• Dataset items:
------------------------
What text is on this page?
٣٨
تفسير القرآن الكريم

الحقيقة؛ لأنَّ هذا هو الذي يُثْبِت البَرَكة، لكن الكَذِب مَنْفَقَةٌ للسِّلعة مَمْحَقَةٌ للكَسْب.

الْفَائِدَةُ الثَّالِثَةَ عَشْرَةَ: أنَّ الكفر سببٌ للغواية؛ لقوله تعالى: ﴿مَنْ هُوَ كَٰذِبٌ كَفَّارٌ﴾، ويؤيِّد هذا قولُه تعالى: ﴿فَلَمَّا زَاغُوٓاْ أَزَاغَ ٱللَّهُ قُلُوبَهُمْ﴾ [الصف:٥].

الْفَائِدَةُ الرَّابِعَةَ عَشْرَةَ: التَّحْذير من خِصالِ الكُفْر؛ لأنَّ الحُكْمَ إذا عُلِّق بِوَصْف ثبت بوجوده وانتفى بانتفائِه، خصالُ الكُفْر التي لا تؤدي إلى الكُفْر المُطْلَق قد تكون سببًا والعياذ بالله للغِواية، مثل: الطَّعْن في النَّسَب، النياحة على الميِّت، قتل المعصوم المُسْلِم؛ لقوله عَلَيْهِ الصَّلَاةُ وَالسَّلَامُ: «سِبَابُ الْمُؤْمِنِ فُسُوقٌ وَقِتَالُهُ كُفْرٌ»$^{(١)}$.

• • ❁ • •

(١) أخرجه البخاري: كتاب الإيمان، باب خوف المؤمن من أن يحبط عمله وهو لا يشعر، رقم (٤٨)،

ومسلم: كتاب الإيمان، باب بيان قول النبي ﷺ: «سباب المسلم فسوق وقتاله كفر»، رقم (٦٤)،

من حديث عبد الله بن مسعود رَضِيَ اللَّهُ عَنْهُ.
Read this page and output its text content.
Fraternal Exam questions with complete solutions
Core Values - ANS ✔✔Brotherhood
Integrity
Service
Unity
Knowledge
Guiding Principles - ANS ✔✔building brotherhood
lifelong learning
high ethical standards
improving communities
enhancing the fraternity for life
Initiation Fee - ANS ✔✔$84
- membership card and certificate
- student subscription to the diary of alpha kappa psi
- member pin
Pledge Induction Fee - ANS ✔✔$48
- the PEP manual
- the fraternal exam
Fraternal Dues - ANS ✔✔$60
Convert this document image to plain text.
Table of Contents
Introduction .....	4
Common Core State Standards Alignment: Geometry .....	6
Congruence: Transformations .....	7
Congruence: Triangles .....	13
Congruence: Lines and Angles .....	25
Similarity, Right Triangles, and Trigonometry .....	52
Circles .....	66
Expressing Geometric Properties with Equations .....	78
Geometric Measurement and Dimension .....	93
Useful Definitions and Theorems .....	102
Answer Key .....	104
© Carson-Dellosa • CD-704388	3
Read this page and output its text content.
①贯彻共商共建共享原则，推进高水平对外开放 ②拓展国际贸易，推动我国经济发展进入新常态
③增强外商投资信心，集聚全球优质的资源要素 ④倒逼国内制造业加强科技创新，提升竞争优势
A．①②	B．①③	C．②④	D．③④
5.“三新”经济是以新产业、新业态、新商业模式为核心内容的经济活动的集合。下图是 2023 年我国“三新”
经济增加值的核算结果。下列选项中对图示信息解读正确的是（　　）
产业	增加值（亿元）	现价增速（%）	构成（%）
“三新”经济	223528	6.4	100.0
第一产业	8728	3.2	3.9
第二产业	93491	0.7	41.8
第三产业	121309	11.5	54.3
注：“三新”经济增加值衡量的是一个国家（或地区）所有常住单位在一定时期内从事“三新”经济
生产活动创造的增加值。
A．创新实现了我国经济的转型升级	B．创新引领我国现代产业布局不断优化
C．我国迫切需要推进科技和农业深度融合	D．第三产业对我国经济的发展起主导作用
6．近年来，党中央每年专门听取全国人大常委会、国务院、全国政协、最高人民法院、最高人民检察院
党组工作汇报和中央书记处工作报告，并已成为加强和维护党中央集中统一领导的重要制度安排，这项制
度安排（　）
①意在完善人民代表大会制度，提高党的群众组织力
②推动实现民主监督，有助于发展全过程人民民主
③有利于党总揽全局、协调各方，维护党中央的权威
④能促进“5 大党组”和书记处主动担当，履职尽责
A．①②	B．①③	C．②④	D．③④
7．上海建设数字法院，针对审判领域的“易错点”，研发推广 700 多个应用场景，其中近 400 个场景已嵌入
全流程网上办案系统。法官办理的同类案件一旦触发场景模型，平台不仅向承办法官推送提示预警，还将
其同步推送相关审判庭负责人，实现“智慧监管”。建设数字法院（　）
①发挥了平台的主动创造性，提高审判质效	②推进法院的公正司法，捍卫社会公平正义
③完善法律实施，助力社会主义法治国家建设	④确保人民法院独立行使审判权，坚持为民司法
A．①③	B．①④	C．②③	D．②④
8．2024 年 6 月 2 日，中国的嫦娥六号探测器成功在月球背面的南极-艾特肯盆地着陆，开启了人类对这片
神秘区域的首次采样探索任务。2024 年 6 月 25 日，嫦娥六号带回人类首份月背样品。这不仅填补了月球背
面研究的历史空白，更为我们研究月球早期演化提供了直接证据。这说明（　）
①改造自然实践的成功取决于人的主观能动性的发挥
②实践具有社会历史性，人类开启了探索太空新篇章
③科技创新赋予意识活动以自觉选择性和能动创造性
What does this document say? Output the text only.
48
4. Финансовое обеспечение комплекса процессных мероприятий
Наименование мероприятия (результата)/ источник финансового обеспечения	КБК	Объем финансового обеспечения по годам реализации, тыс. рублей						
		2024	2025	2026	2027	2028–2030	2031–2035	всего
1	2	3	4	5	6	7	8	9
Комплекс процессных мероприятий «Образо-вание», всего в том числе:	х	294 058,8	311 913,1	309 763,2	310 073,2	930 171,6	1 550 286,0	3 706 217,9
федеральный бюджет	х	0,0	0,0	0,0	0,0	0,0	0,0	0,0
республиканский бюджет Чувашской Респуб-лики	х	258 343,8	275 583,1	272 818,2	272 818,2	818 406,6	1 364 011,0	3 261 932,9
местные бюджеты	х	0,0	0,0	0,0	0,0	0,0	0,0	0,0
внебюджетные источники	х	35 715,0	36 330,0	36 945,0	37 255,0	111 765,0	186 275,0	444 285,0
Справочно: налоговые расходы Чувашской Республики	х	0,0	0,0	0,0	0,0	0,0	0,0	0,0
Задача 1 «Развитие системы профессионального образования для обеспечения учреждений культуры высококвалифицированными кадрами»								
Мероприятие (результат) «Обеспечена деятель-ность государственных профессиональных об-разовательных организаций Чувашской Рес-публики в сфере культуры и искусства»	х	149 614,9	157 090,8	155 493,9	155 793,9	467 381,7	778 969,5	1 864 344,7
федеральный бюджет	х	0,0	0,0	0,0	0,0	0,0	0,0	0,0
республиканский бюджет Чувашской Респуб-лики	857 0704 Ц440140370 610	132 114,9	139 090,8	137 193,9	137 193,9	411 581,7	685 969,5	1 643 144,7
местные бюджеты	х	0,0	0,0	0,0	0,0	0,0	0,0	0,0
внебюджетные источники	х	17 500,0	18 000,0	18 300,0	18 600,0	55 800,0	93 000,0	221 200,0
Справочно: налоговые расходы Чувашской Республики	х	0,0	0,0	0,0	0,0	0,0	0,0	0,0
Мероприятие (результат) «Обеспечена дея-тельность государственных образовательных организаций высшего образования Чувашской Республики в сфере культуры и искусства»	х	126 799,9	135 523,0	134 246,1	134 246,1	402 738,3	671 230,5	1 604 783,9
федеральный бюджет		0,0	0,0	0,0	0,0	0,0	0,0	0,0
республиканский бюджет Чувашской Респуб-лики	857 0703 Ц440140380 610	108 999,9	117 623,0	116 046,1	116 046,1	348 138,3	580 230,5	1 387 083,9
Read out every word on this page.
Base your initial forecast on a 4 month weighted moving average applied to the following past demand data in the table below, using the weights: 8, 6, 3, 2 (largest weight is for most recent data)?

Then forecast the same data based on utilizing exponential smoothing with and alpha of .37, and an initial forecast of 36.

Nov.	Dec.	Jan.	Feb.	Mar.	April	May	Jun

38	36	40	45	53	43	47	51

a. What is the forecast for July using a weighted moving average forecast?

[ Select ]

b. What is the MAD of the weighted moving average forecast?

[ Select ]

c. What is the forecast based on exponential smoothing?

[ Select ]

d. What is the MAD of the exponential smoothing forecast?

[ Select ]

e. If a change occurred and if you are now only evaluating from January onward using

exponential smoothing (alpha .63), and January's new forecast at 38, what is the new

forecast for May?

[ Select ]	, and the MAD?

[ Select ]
------------------------
Repeat word for word every line from the one that holds "Read out every word on this page." to the end. Both ends count.

Read out every word on this page.
Base your initial forecast on a 4 month weighted moving average applied to the following past demand data in the table below, using the weights: 8, 6, 3, 2 (largest weight is for most recent data)?

Then forecast the same data based on utilizing exponential smoothing with and alpha of .37, and an initial forecast of 36.

Nov.	Dec.	Jan.	Feb.	Mar.	April	May	Jun

38	36	40	45	53	43	47	51

a. What is the forecast for July using a weighted moving average forecast?

[ Select ]

b. What is the MAD of the weighted moving average forecast?

[ Select ]

c. What is the forecast based on exponential smoothing?

[ Select ]

d. What is the MAD of the exponential smoothing forecast?

[ Select ]

e. If a change occurred and if you are now only evaluating from January onward using

exponential smoothing (alpha .63), and January's new forecast at 38, what is the new

forecast for May?

[ Select ]	, and the MAD?

[ Select ]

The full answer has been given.